DIRECTIONS FOR THIS TASK: The records below hold pictures; please leave those out and retype the rest exactly.

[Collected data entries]
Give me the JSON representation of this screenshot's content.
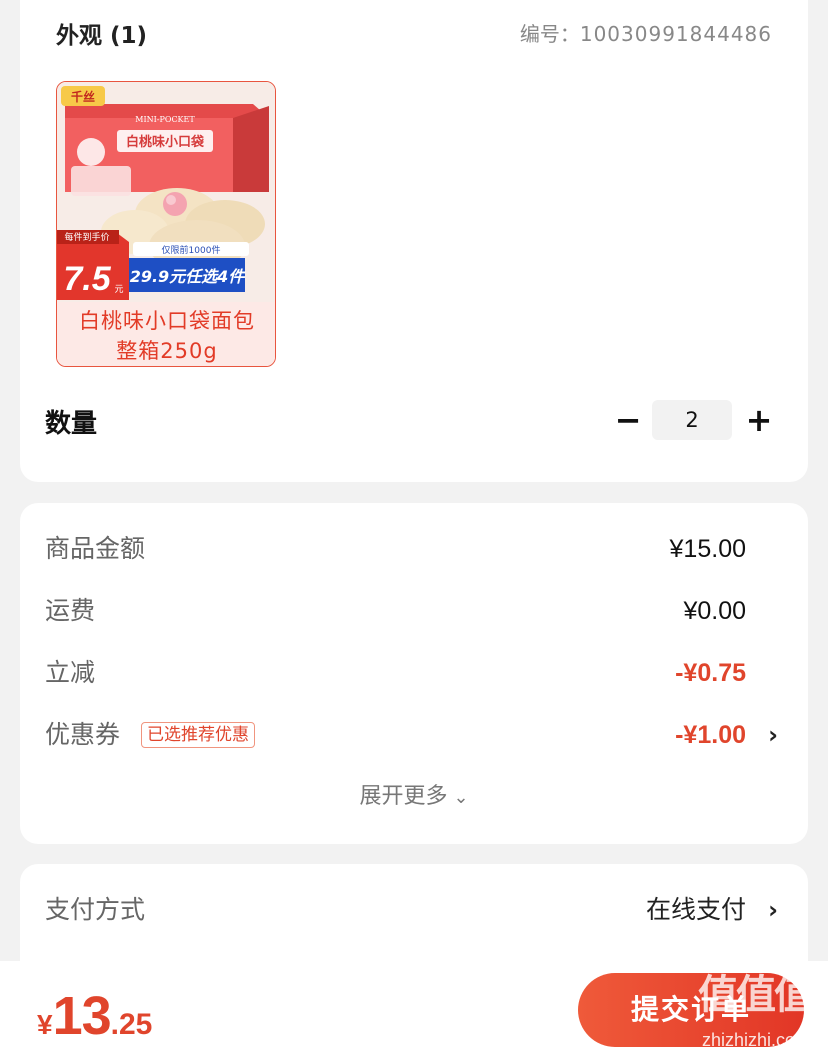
{
  "spec": {
    "heading": "外观 (1)",
    "sku_label": "编号：",
    "sku_value": "10030991844486"
  },
  "product": {
    "label_line1": "白桃味小口袋面包",
    "label_line2": "整箱250g",
    "image": {
      "brand_mark": "千丝",
      "box_sub": "MINI-POCKET",
      "box_title": "白桃味小口袋",
      "price_tag_top": "每件到手价",
      "price_main": "7.5",
      "price_unit": "元",
      "promo_top": "仅限前1000件",
      "promo_main": "29.9元任选4件"
    }
  },
  "quantity": {
    "label": "数量",
    "minus": "−",
    "value": "2",
    "plus": "+"
  },
  "price_rows": [
    {
      "label": "商品金额",
      "value": "¥15.00"
    },
    {
      "label": "运费",
      "value": "¥0.00"
    },
    {
      "label": "立减",
      "value": "-¥0.75"
    },
    {
      "label": "优惠券",
      "tag": "已选推荐优惠",
      "value": "-¥1.00",
      "chevron": "›"
    }
  ],
  "expand": {
    "label": "展开更多",
    "icon": "⌄"
  },
  "payment": {
    "label": "支付方式",
    "value": "在线支付",
    "chevron": "›"
  },
  "footer": {
    "currency": "¥",
    "total_int": "13",
    "total_dec": ".25",
    "submit": "提交订单"
  },
  "watermark": {
    "logo": "值值值",
    "url": "zhizhizhi.com"
  },
  "colors": {
    "accent": "#e0452c",
    "tile_border": "#e8553f",
    "tile_bg": "#fde9e6"
  }
}
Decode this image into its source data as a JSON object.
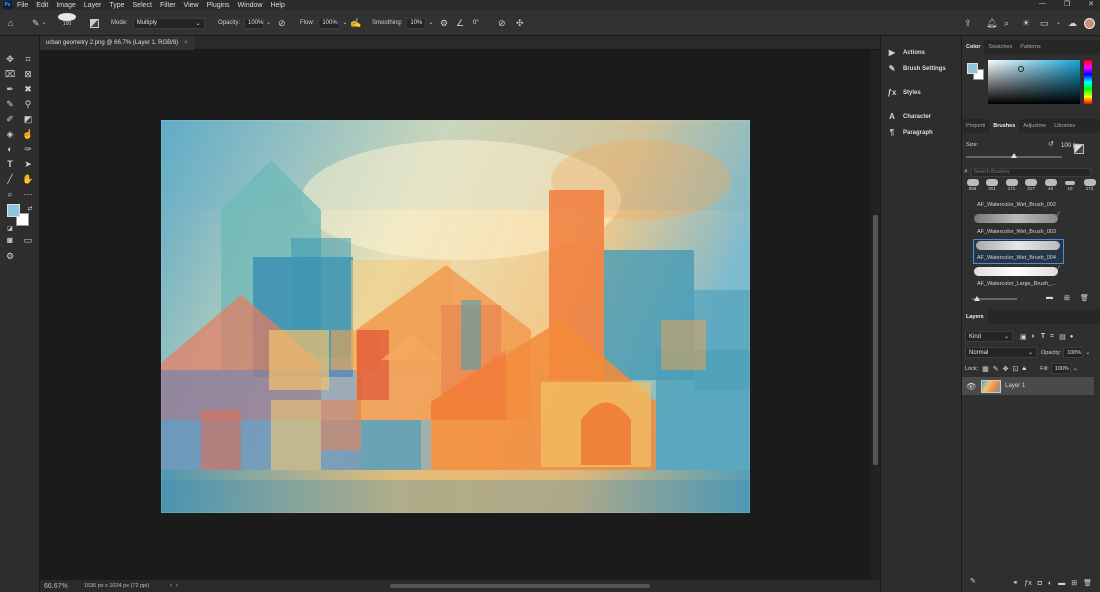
{
  "app": {
    "logo": "Ps"
  },
  "menu": [
    "File",
    "Edit",
    "Image",
    "Layer",
    "Type",
    "Select",
    "Filter",
    "View",
    "Plugins",
    "Window",
    "Help"
  ],
  "window_controls": {
    "minimize": "—",
    "maximize": "❐",
    "close": "✕"
  },
  "options": {
    "brush_size": "100",
    "mode_label": "Mode:",
    "mode_value": "Multiply",
    "opacity_label": "Opacity:",
    "opacity_value": "100%",
    "flow_label": "Flow:",
    "flow_value": "100%",
    "smoothing_label": "Smoothing:",
    "smoothing_value": "10%",
    "angle_value": "0°"
  },
  "document": {
    "tab_title": "urban geometry 2.png @ 66.7% (Layer 1, RGB/8)",
    "close": "×",
    "zoom": "66.67%",
    "info": "1536 px x 1024 px (72 ppi)"
  },
  "mid_panel": {
    "actions": "Actions",
    "brush_settings": "Brush Settings",
    "styles": "Styles",
    "character": "Character",
    "paragraph": "Paragraph"
  },
  "color_tabs": [
    "Color",
    "Swatches",
    "Patterns"
  ],
  "color": {
    "foreground": "#8ec5de",
    "background": "#ffffff"
  },
  "brush_tabs": [
    "Properti",
    "Brushes",
    "Adjustme",
    "Libraries"
  ],
  "brushes": {
    "size_label": "Size:",
    "size_value": "100 px",
    "search_placeholder": "Search Brushes",
    "presets": [
      "958",
      "401",
      "171",
      "317",
      "48",
      "10",
      "173"
    ],
    "list": [
      "AF_Watercolor_Wet_Brush_002",
      "AF_Watercolor_Wet_Brush_003",
      "AF_Watercolor_Wet_Brush_004",
      "AF_Watercolor_Large_Brush_..."
    ],
    "selected_index": 2
  },
  "layers": {
    "tab": "Layers",
    "kind": "Kind",
    "blend": "Normal",
    "opacity_label": "Opacity:",
    "opacity_value": "100%",
    "lock_label": "Lock:",
    "fill_label": "Fill:",
    "fill_value": "100%",
    "items": [
      {
        "name": "Layer 1",
        "visible": true
      }
    ]
  }
}
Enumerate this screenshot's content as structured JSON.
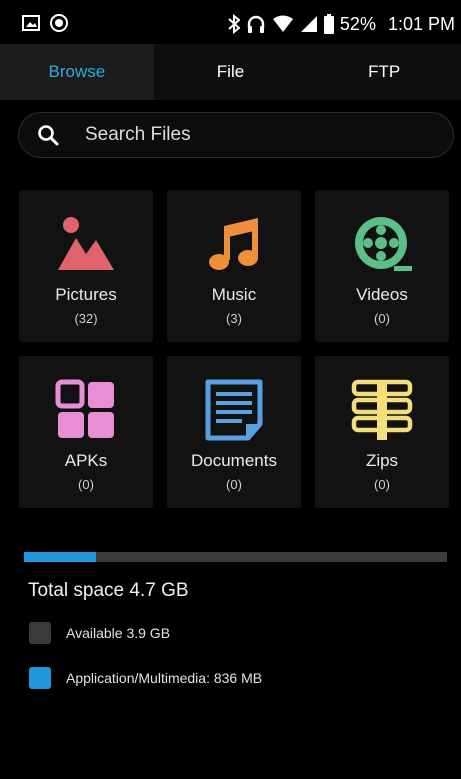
{
  "status_bar": {
    "icons_left": [
      "image-notification-icon",
      "fm-radio-icon"
    ],
    "icons_right": [
      "bluetooth-icon",
      "headphones-icon",
      "wifi-icon",
      "cell-signal-icon",
      "battery-icon"
    ],
    "battery": "52%",
    "time": "1:01 PM"
  },
  "tabs": [
    {
      "label": "Browse",
      "active": true
    },
    {
      "label": "File",
      "active": false
    },
    {
      "label": "FTP",
      "active": false
    }
  ],
  "search": {
    "placeholder": "Search Files",
    "icon": "search-icon"
  },
  "categories": [
    {
      "label": "Pictures",
      "count": "(32)",
      "icon": "pictures-icon",
      "color": "#e0626a"
    },
    {
      "label": "Music",
      "count": "(3)",
      "icon": "music-icon",
      "color": "#ef8f3c"
    },
    {
      "label": "Videos",
      "count": "(0)",
      "icon": "videos-icon",
      "color": "#5cbf8a"
    },
    {
      "label": "APKs",
      "count": "(0)",
      "icon": "apks-icon",
      "color": "#e88ed6"
    },
    {
      "label": "Documents",
      "count": "(0)",
      "icon": "documents-icon",
      "color": "#5aa0e0"
    },
    {
      "label": "Zips",
      "count": "(0)",
      "icon": "zips-icon",
      "color": "#f3de7c"
    }
  ],
  "storage": {
    "total_label": "Total space 4.7 GB",
    "used_fraction": 0.17,
    "fill_color": "#1e97dc",
    "legend": [
      {
        "label": "Available 3.9 GB",
        "color": "#3b3b3b"
      },
      {
        "label": "Application/Multimedia: 836 MB",
        "color": "#1e97dc"
      }
    ]
  }
}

RESULT OF THIS EXERCISE:
Give me the JSON representation of this screenshot's content.
{
  "spec": {
    "heading": "外观 (1)",
    "sku_label": "编号：",
    "sku_value": "10030991844486"
  },
  "product": {
    "label_line1": "白桃味小口袋面包",
    "label_line2": "整箱250g",
    "image": {
      "brand_mark": "千丝",
      "box_sub": "MINI-POCKET",
      "box_title": "白桃味小口袋",
      "price_tag_top": "每件到手价",
      "price_main": "7.5",
      "price_unit": "元",
      "promo_top": "仅限前1000件",
      "promo_main": "29.9元任选4件"
    }
  },
  "quantity": {
    "label": "数量",
    "minus": "−",
    "value": "2",
    "plus": "+"
  },
  "price_rows": [
    {
      "label": "商品金额",
      "value": "¥15.00"
    },
    {
      "label": "运费",
      "value": "¥0.00"
    },
    {
      "label": "立减",
      "value": "-¥0.75"
    },
    {
      "label": "优惠券",
      "tag": "已选推荐优惠",
      "value": "-¥1.00",
      "chevron": "›"
    }
  ],
  "expand": {
    "label": "展开更多",
    "icon": "⌄"
  },
  "payment": {
    "label": "支付方式",
    "value": "在线支付",
    "chevron": "›"
  },
  "footer": {
    "currency": "¥",
    "total_int": "13",
    "total_dec": ".25",
    "submit": "提交订单"
  },
  "watermark": {
    "logo": "值值值",
    "url": "zhizhizhi.com"
  },
  "colors": {
    "accent": "#e0452c",
    "tile_border": "#e8553f",
    "tile_bg": "#fde9e6"
  }
}
Decode this image into its source data as a JSON object.
{
  "app": {
    "logo": "Ps"
  },
  "menu": [
    "File",
    "Edit",
    "Image",
    "Layer",
    "Type",
    "Select",
    "Filter",
    "View",
    "Plugins",
    "Window",
    "Help"
  ],
  "window_controls": {
    "minimize": "—",
    "maximize": "❐",
    "close": "✕"
  },
  "options": {
    "brush_size": "100",
    "mode_label": "Mode:",
    "mode_value": "Multiply",
    "opacity_label": "Opacity:",
    "opacity_value": "100%",
    "flow_label": "Flow:",
    "flow_value": "100%",
    "smoothing_label": "Smoothing:",
    "smoothing_value": "10%",
    "angle_value": "0°"
  },
  "document": {
    "tab_title": "urban geometry 2.png @ 66.7% (Layer 1, RGB/8)",
    "close": "×",
    "zoom": "66.67%",
    "info": "1536 px x 1024 px (72 ppi)"
  },
  "mid_panel": {
    "actions": "Actions",
    "brush_settings": "Brush Settings",
    "styles": "Styles",
    "character": "Character",
    "paragraph": "Paragraph"
  },
  "color_tabs": [
    "Color",
    "Swatches",
    "Patterns"
  ],
  "color": {
    "foreground": "#8ec5de",
    "background": "#ffffff"
  },
  "brush_tabs": [
    "Properti",
    "Brushes",
    "Adjustme",
    "Libraries"
  ],
  "brushes": {
    "size_label": "Size:",
    "size_value": "100 px",
    "search_placeholder": "Search Brushes",
    "presets": [
      "958",
      "401",
      "171",
      "317",
      "48",
      "10",
      "173"
    ],
    "list": [
      "AF_Watercolor_Wet_Brush_002",
      "AF_Watercolor_Wet_Brush_003",
      "AF_Watercolor_Wet_Brush_004",
      "AF_Watercolor_Large_Brush_..."
    ],
    "selected_index": 2
  },
  "layers": {
    "tab": "Layers",
    "kind": "Kind",
    "blend": "Normal",
    "opacity_label": "Opacity:",
    "opacity_value": "100%",
    "lock_label": "Lock:",
    "fill_label": "Fill:",
    "fill_value": "100%",
    "items": [
      {
        "name": "Layer 1",
        "visible": true
      }
    ]
  }
}
Enumerate this screenshot's content as structured JSON.
{
  "status_bar": {
    "icons_left": [
      "image-notification-icon",
      "fm-radio-icon"
    ],
    "icons_right": [
      "bluetooth-icon",
      "headphones-icon",
      "wifi-icon",
      "cell-signal-icon",
      "battery-icon"
    ],
    "battery": "52%",
    "time": "1:01 PM"
  },
  "tabs": [
    {
      "label": "Browse",
      "active": true
    },
    {
      "label": "File",
      "active": false
    },
    {
      "label": "FTP",
      "active": false
    }
  ],
  "search": {
    "placeholder": "Search Files",
    "icon": "search-icon"
  },
  "categories": [
    {
      "label": "Pictures",
      "count": "(32)",
      "icon": "pictures-icon",
      "color": "#e0626a"
    },
    {
      "label": "Music",
      "count": "(3)",
      "icon": "music-icon",
      "color": "#ef8f3c"
    },
    {
      "label": "Videos",
      "count": "(0)",
      "icon": "videos-icon",
      "color": "#5cbf8a"
    },
    {
      "label": "APKs",
      "count": "(0)",
      "icon": "apks-icon",
      "color": "#e88ed6"
    },
    {
      "label": "Documents",
      "count": "(0)",
      "icon": "documents-icon",
      "color": "#5aa0e0"
    },
    {
      "label": "Zips",
      "count": "(0)",
      "icon": "zips-icon",
      "color": "#f3de7c"
    }
  ],
  "storage": {
    "total_label": "Total space 4.7 GB",
    "used_fraction": 0.17,
    "fill_color": "#1e97dc",
    "legend": [
      {
        "label": "Available 3.9 GB",
        "color": "#3b3b3b"
      },
      {
        "label": "Application/Multimedia: 836 MB",
        "color": "#1e97dc"
      }
    ]
  }
}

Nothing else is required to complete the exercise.